In the lines below, how many hold the word "icon"? Answer only with the number.

++++ ROWS

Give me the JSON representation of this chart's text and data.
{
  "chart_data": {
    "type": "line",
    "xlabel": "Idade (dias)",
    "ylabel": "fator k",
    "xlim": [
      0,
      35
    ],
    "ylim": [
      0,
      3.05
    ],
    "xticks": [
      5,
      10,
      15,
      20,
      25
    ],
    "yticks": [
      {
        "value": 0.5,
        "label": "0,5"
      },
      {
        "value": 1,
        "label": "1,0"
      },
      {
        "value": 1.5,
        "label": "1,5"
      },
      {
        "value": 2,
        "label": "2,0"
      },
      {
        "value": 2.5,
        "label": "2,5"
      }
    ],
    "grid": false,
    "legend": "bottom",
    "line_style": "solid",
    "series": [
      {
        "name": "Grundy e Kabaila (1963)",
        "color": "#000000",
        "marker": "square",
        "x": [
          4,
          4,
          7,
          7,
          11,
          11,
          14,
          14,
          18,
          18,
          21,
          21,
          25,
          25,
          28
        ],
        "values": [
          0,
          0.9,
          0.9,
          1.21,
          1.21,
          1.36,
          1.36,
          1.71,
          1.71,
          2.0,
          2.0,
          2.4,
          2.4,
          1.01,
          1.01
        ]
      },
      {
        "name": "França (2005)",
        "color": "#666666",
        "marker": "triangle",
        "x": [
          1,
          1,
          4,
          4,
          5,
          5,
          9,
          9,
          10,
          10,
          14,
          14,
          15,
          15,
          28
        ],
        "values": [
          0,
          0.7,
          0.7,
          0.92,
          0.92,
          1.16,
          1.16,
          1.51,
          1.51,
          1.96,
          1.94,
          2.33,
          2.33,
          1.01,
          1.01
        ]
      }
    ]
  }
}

++++++++
++++ ROWS

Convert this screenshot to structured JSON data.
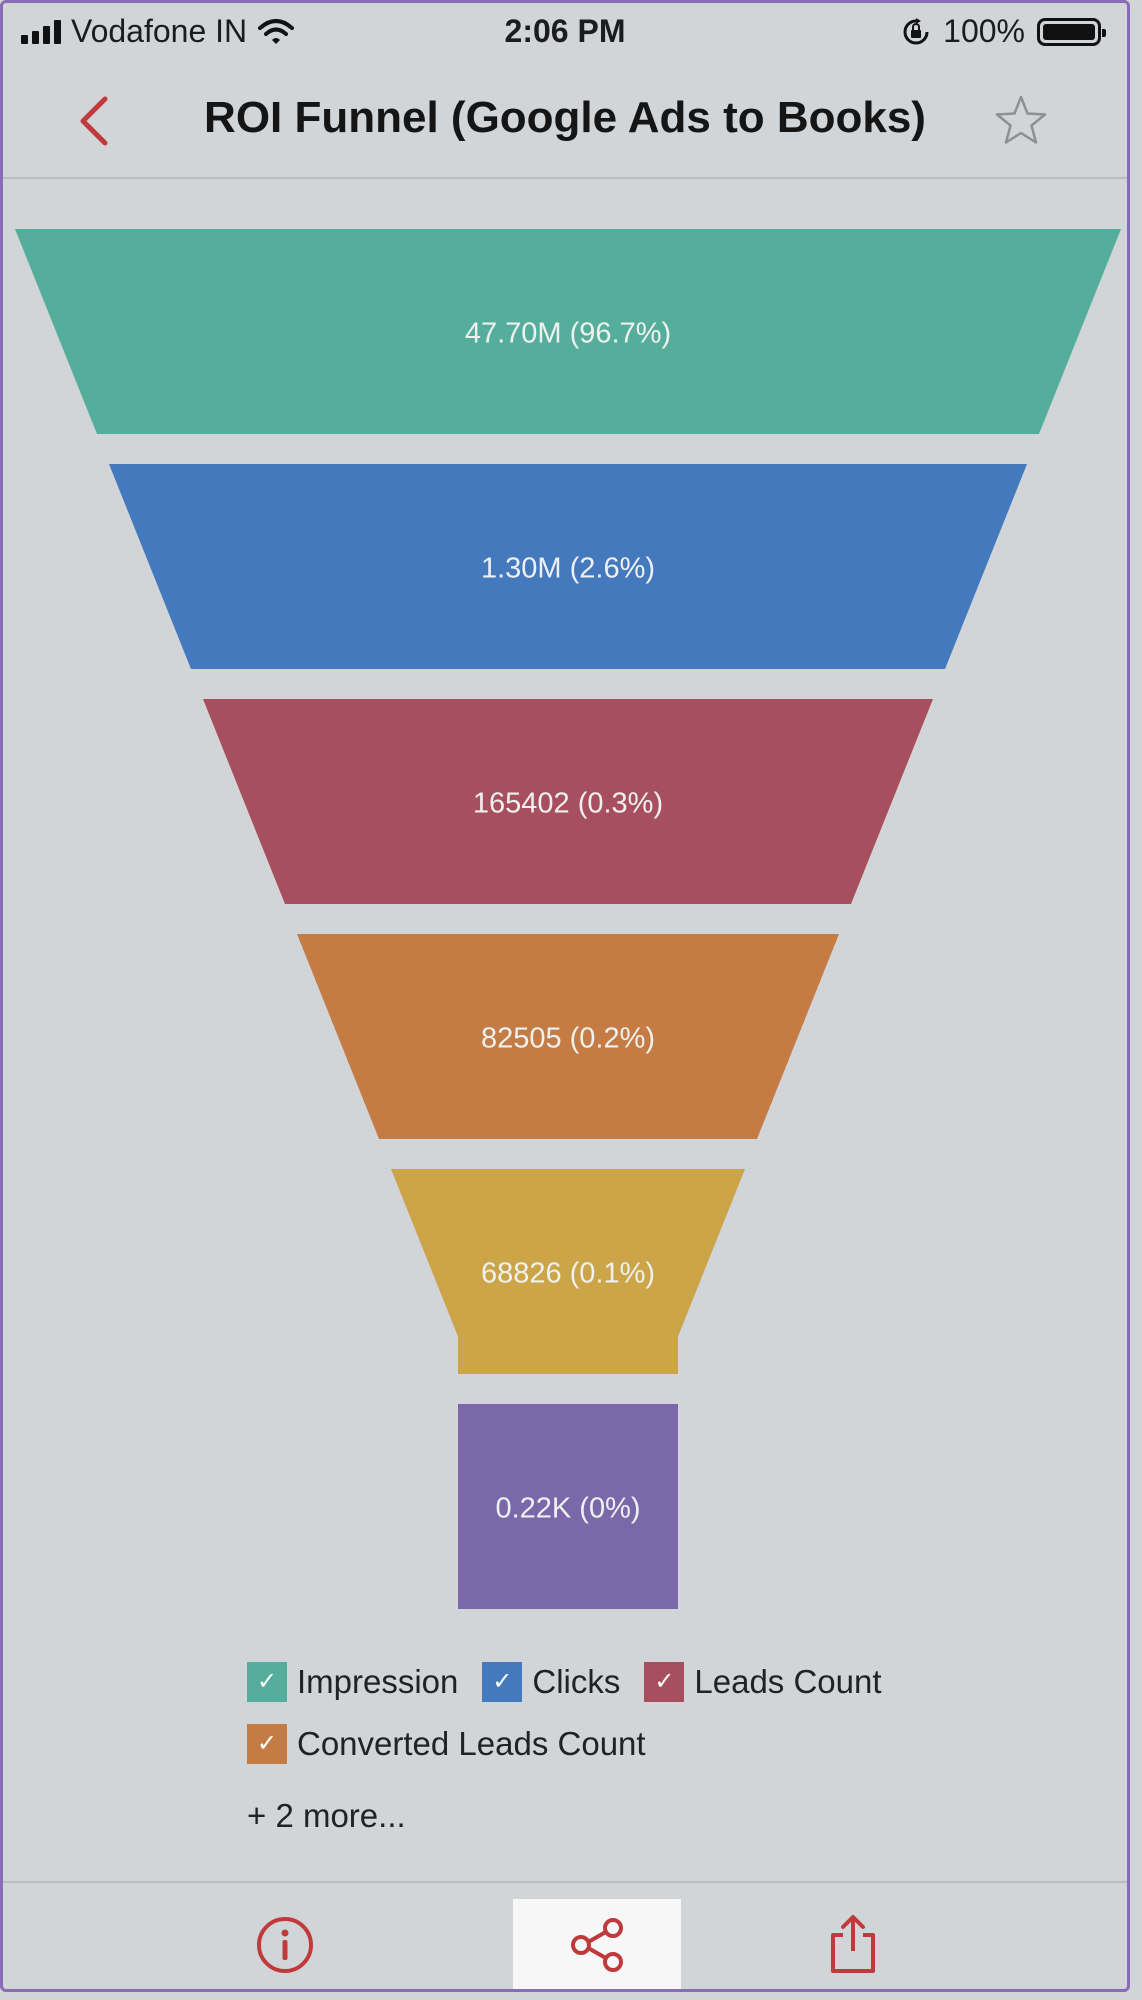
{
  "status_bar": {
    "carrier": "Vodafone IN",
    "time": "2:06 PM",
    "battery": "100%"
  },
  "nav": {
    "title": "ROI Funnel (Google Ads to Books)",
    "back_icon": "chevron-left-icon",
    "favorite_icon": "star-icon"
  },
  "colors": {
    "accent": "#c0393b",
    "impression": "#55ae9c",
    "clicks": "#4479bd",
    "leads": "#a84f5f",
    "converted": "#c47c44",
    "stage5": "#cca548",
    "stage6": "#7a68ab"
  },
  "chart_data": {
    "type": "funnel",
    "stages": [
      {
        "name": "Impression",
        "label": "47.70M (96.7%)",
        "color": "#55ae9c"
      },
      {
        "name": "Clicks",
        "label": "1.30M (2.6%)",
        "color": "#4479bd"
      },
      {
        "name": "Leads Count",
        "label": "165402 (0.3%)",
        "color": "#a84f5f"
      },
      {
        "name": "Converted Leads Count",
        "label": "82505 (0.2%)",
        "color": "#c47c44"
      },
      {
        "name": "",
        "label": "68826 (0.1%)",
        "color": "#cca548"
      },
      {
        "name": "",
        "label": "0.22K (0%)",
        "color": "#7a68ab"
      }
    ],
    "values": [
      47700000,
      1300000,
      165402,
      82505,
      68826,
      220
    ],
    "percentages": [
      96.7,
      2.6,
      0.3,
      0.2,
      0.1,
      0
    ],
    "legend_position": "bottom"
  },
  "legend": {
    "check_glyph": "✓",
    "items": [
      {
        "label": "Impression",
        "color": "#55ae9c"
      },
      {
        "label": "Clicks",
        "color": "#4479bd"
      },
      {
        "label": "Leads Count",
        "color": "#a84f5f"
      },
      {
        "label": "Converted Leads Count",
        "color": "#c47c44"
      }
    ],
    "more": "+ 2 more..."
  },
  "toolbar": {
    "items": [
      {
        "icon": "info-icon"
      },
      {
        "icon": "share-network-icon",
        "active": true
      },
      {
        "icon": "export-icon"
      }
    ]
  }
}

++++++++

RESULT OF THIS TASK — 5